* **RECORDS SUPPLIED**:
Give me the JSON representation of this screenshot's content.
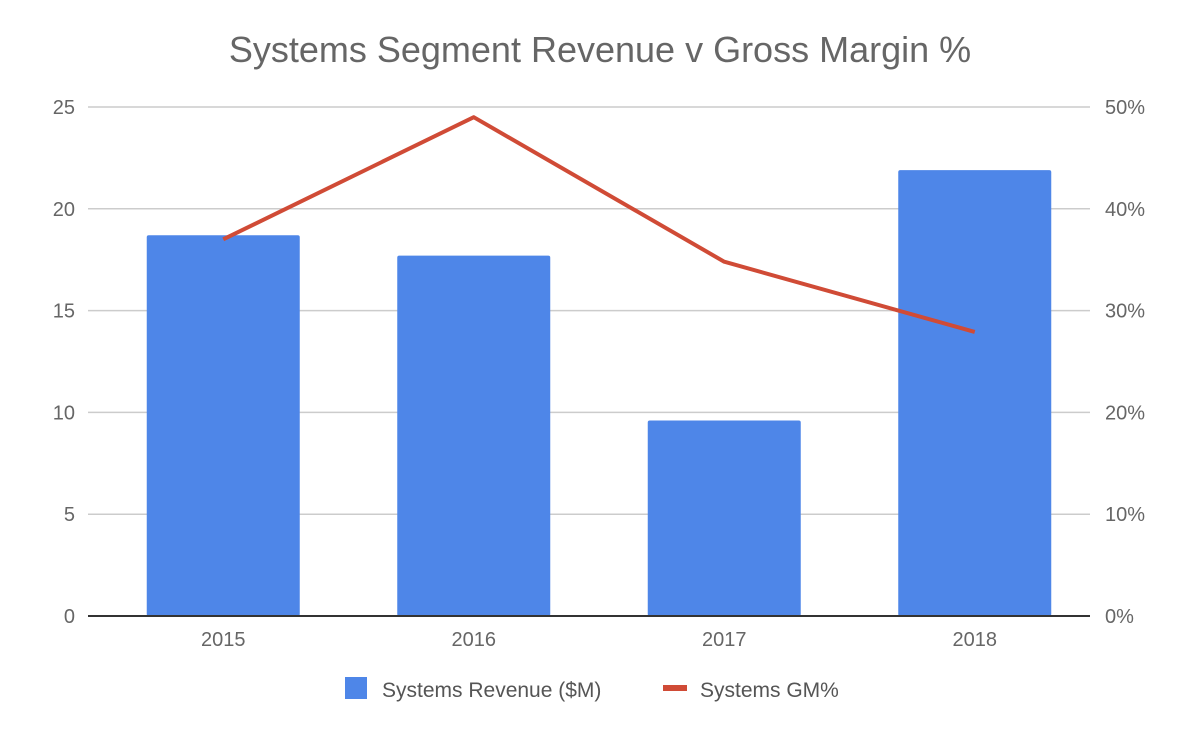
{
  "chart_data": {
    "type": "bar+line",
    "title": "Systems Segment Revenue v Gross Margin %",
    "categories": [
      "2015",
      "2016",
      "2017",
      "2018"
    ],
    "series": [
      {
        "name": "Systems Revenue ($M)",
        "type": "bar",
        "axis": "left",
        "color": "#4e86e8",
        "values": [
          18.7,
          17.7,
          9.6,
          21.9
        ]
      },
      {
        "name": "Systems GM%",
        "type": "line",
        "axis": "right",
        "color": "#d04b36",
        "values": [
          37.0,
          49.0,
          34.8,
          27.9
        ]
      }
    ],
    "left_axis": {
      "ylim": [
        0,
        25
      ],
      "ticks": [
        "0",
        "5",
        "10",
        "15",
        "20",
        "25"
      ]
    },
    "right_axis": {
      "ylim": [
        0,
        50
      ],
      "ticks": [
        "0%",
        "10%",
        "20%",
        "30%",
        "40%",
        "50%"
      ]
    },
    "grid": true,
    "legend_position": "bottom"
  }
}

--

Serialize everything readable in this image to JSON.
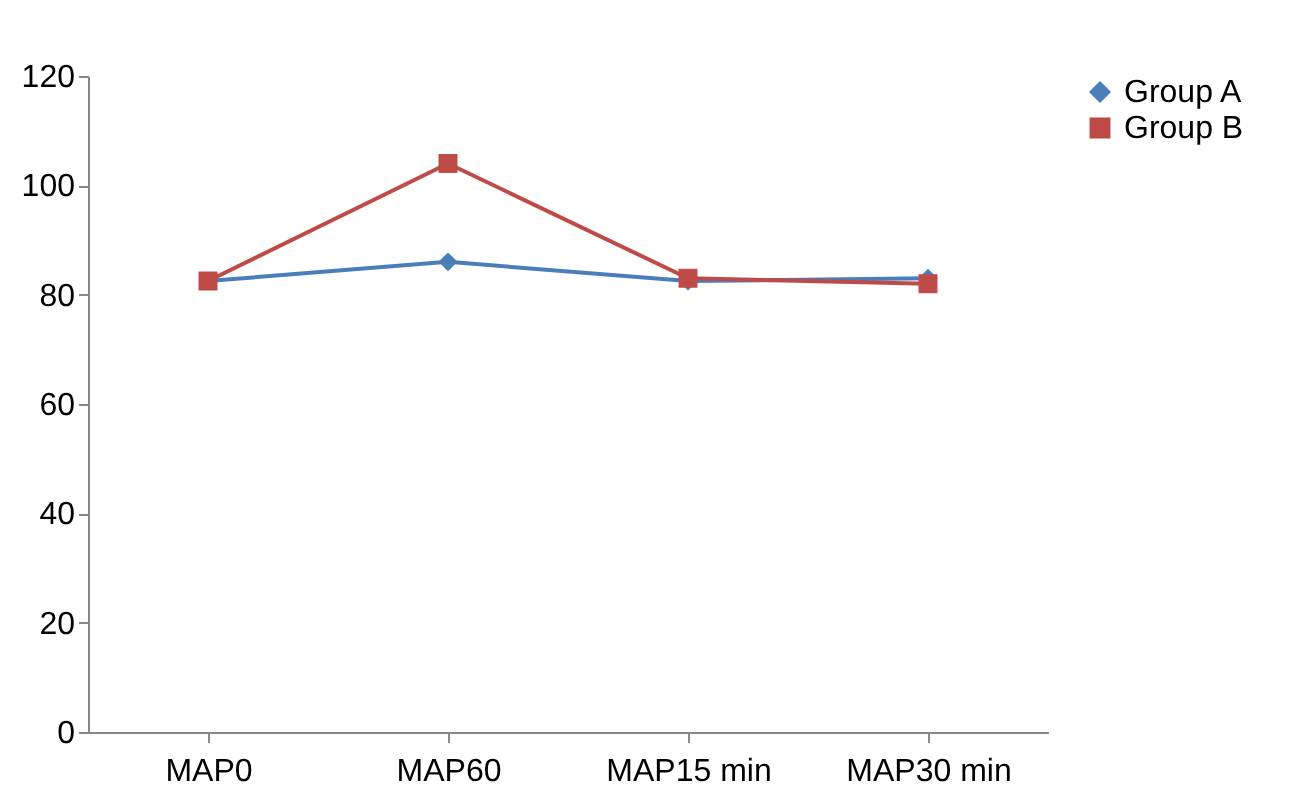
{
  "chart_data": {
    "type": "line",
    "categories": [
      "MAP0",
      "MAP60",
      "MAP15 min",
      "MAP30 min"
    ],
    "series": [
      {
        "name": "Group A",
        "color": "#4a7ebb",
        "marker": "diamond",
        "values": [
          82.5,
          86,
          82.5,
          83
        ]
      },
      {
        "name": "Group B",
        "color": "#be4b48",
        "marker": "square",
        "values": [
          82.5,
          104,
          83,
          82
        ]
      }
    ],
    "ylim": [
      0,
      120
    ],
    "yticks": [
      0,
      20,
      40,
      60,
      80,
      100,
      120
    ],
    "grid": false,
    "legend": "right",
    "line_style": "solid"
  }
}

* **TASK INSTRUCTIONS**: Reproduce each line holding the word "color".

* **EXERCISE RESPONSE**:
        "color": "#4e86e8",
        "color": "#d04b36",
        "color": "#4a7ebb",
        "color": "#be4b48",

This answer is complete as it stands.